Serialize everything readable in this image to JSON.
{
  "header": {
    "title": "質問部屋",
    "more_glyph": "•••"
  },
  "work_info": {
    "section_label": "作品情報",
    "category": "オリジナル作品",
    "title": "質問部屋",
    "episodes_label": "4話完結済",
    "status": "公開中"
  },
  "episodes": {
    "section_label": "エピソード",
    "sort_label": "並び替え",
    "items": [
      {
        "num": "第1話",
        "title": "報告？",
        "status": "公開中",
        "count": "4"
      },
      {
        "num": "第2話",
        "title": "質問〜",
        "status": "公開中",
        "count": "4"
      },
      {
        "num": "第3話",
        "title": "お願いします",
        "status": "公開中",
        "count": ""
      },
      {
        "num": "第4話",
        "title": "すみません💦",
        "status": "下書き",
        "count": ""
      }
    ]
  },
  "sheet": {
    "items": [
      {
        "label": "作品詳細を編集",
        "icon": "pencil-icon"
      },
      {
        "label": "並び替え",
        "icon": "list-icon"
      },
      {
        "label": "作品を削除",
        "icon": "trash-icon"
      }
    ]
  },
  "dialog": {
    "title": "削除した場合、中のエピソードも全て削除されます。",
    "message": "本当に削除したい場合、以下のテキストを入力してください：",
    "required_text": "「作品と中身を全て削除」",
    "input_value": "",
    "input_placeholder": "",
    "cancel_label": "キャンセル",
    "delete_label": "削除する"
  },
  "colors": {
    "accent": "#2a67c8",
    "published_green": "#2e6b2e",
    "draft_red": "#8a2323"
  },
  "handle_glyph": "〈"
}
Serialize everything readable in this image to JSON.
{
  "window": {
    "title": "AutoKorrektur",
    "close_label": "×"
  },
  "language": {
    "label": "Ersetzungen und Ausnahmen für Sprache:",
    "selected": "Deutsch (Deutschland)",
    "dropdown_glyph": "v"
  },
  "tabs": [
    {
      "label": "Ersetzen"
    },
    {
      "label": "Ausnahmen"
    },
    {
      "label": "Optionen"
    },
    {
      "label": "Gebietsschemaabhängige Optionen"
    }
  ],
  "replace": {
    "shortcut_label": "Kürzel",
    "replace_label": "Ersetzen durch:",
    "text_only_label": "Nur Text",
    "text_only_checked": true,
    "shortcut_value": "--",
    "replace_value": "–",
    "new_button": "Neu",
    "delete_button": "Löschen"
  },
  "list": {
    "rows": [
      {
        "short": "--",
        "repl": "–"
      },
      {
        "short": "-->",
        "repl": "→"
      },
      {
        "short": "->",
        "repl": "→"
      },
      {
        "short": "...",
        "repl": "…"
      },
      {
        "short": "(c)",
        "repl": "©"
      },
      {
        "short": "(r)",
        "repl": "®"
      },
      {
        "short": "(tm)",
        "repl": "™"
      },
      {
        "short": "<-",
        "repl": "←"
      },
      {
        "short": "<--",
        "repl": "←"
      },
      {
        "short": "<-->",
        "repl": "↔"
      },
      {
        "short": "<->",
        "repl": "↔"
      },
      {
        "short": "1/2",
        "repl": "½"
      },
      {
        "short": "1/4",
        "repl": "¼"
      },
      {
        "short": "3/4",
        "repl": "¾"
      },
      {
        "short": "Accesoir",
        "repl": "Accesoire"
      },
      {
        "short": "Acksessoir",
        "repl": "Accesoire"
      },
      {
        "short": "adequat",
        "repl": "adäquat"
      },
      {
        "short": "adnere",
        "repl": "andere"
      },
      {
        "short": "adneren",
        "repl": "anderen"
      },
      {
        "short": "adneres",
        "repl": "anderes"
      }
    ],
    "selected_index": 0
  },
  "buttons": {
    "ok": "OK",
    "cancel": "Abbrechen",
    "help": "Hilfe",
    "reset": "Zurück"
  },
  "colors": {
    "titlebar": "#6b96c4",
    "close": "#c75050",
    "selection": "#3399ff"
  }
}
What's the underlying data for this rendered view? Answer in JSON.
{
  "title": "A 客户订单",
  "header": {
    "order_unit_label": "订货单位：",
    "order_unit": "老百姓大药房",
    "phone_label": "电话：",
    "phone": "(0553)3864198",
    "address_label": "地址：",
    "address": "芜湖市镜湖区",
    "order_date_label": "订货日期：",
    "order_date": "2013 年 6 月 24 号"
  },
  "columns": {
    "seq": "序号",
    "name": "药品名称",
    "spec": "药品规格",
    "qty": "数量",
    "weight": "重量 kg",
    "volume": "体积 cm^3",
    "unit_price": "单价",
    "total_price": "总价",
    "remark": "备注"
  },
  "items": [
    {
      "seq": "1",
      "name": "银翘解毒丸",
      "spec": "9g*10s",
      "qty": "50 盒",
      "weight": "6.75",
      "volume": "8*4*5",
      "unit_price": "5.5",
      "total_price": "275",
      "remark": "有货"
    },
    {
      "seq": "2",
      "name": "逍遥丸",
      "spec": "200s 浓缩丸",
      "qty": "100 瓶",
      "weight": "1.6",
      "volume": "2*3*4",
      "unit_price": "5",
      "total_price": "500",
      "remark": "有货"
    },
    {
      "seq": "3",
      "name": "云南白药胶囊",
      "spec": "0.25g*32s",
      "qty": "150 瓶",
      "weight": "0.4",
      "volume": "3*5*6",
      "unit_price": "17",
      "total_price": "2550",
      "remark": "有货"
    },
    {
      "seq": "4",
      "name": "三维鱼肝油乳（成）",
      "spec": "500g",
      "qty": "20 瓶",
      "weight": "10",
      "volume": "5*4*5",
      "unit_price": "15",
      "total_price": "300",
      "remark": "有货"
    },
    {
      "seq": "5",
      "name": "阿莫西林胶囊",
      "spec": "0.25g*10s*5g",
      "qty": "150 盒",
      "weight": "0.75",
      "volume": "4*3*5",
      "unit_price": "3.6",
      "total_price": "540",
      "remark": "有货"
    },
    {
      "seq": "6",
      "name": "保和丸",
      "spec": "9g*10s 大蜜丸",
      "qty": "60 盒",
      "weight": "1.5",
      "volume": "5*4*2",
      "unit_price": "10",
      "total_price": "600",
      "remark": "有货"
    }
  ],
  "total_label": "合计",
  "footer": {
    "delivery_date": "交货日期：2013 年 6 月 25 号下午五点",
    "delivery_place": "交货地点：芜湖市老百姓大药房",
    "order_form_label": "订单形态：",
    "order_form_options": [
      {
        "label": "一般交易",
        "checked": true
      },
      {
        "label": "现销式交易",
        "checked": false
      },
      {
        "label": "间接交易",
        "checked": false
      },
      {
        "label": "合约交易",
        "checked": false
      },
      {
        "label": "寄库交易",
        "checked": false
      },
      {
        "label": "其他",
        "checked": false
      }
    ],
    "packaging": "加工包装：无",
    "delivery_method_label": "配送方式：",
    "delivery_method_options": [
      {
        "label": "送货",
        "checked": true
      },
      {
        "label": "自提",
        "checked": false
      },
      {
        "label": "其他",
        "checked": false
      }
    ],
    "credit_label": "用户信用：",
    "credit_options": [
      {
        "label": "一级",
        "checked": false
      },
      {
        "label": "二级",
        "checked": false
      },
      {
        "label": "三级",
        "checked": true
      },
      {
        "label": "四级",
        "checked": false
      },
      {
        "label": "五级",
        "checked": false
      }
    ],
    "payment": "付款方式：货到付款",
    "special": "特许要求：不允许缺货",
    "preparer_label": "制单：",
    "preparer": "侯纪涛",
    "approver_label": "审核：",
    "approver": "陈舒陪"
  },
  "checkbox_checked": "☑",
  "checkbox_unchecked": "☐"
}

---+---

**Directions for this task:** Extract all lines from the material above that include the word "Optionen".

**Finished exercise:**
      "label": "Optionen"
      "label": "Gebietsschemaabhängige Optionen"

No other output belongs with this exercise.